● Exercise: Return all lines where the word "Belles" can be found.

--- Information provided ---

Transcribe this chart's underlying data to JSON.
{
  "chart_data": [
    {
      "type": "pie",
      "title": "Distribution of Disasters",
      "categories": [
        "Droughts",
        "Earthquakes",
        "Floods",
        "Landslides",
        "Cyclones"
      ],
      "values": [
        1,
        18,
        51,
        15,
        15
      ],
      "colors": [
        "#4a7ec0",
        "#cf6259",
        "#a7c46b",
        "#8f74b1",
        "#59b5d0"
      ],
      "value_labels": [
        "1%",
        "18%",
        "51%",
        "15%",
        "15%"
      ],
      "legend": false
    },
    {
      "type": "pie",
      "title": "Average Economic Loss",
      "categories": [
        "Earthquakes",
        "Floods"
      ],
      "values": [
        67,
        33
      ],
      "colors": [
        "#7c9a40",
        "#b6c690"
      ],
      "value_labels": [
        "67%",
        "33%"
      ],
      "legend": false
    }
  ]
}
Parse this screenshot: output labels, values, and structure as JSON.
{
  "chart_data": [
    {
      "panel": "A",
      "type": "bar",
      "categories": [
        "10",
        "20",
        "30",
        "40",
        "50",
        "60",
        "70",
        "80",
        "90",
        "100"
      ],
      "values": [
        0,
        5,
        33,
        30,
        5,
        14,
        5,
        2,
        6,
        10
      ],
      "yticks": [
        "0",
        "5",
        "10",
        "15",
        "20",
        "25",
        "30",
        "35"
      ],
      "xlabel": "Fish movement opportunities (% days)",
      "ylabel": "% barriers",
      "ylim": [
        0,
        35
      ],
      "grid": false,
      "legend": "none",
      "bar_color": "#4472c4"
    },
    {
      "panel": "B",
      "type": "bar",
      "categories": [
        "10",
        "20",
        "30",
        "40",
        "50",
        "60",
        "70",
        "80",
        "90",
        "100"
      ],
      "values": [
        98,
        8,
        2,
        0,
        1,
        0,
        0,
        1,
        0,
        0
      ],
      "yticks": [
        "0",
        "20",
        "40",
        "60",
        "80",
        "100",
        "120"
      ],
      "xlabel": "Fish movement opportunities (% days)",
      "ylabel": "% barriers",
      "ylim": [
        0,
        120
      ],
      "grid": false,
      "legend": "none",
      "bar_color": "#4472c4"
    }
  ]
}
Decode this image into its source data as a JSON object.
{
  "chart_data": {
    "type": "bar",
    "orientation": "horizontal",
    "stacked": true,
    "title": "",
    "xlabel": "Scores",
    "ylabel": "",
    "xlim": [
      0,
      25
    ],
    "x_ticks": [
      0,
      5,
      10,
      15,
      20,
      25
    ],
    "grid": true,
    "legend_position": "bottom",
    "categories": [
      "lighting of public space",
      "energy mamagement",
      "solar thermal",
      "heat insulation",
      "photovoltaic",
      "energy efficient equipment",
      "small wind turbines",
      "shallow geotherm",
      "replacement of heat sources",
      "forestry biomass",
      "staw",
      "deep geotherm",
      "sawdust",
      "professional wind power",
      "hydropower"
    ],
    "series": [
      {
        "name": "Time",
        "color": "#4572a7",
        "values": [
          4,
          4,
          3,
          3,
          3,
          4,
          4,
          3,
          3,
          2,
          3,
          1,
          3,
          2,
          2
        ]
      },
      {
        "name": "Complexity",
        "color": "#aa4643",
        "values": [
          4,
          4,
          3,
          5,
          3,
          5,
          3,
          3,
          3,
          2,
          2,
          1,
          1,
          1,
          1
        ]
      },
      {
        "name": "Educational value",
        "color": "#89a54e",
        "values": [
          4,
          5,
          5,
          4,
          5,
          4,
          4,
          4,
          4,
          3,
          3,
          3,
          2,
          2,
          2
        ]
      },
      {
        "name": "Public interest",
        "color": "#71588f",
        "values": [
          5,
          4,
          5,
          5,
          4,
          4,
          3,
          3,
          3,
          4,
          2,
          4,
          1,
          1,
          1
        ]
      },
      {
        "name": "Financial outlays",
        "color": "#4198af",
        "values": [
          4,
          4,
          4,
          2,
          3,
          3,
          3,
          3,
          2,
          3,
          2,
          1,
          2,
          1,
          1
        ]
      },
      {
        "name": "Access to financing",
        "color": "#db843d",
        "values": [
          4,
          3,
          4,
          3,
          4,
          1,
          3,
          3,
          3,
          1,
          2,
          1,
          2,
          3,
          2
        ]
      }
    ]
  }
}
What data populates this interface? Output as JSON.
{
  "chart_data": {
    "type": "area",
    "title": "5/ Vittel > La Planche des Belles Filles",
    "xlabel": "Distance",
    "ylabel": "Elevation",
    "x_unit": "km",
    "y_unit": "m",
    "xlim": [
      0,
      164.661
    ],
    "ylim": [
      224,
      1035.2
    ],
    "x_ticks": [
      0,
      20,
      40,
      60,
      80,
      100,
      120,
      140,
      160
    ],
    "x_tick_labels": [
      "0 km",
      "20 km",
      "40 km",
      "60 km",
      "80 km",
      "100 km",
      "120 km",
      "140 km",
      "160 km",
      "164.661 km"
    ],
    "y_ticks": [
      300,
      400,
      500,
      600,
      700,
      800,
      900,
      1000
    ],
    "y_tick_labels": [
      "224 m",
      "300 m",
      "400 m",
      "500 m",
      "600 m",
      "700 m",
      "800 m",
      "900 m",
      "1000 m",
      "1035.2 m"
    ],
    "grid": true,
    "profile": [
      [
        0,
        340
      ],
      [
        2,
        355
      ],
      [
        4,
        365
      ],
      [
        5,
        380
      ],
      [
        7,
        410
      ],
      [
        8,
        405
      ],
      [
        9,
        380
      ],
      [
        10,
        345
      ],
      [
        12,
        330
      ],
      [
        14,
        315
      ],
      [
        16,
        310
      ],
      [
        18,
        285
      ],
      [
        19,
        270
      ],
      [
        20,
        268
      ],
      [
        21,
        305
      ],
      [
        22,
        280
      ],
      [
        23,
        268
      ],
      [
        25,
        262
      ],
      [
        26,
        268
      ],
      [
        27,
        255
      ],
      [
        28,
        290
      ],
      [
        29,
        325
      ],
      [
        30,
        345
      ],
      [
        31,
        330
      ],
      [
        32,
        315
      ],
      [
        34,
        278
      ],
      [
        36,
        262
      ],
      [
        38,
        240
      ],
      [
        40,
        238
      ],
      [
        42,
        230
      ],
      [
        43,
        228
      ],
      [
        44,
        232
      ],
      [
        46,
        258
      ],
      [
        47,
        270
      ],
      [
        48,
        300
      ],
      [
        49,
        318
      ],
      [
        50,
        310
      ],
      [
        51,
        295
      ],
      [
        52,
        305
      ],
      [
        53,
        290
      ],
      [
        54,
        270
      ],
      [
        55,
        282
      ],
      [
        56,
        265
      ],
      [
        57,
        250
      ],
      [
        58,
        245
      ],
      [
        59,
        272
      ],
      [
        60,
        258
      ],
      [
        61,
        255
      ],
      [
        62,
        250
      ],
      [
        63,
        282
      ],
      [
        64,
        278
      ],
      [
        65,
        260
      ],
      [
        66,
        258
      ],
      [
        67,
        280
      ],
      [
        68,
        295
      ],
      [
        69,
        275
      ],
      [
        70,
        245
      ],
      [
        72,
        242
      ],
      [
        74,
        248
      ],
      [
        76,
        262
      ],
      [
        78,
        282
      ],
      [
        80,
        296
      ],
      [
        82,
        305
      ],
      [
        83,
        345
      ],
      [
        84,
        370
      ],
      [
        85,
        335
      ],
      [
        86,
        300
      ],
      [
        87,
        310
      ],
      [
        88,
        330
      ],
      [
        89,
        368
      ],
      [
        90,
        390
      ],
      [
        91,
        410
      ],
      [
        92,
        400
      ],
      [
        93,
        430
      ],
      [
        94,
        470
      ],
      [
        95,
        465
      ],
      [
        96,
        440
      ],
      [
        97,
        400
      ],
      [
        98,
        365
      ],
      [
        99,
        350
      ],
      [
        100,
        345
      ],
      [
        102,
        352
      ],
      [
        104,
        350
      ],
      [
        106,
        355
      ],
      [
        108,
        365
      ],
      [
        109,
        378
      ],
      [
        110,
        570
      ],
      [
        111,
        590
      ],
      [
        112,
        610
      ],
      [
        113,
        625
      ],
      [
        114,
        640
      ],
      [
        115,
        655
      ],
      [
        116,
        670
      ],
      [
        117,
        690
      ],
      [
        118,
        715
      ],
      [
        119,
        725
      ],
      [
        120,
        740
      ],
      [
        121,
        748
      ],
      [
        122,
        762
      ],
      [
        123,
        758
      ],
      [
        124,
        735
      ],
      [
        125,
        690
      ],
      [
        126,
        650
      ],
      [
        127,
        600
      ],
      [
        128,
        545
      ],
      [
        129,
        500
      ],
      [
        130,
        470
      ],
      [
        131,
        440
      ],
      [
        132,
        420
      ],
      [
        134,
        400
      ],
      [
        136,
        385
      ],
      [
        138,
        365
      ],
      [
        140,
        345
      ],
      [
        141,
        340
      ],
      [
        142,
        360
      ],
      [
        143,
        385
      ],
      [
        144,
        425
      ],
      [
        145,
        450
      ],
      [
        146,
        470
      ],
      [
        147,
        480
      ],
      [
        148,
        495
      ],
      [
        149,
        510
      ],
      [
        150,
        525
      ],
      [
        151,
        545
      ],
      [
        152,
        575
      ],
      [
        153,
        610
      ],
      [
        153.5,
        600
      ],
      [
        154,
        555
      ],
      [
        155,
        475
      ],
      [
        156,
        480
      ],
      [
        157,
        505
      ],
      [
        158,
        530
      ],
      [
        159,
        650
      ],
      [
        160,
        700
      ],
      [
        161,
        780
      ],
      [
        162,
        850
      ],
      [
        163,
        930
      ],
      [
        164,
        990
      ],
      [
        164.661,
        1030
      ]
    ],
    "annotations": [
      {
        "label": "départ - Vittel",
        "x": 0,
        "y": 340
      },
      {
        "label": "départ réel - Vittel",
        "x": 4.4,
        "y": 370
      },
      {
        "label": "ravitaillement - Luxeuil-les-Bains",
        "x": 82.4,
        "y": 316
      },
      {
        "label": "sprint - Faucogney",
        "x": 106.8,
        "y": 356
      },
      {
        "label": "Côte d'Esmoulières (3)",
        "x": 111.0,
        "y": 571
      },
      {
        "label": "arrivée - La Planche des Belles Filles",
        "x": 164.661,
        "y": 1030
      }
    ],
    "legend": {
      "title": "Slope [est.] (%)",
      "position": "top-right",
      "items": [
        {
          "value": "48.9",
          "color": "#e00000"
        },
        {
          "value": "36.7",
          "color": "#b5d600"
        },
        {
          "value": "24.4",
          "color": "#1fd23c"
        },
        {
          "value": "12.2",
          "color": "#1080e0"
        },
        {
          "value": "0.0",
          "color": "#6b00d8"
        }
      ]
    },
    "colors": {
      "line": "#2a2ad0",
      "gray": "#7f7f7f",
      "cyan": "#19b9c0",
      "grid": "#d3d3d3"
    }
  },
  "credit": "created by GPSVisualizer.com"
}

---

● Solution:
    "title": "5/ Vittel > La Planche des Belles Filles",
        "label": "arrivée - La Planche des Belles Filles",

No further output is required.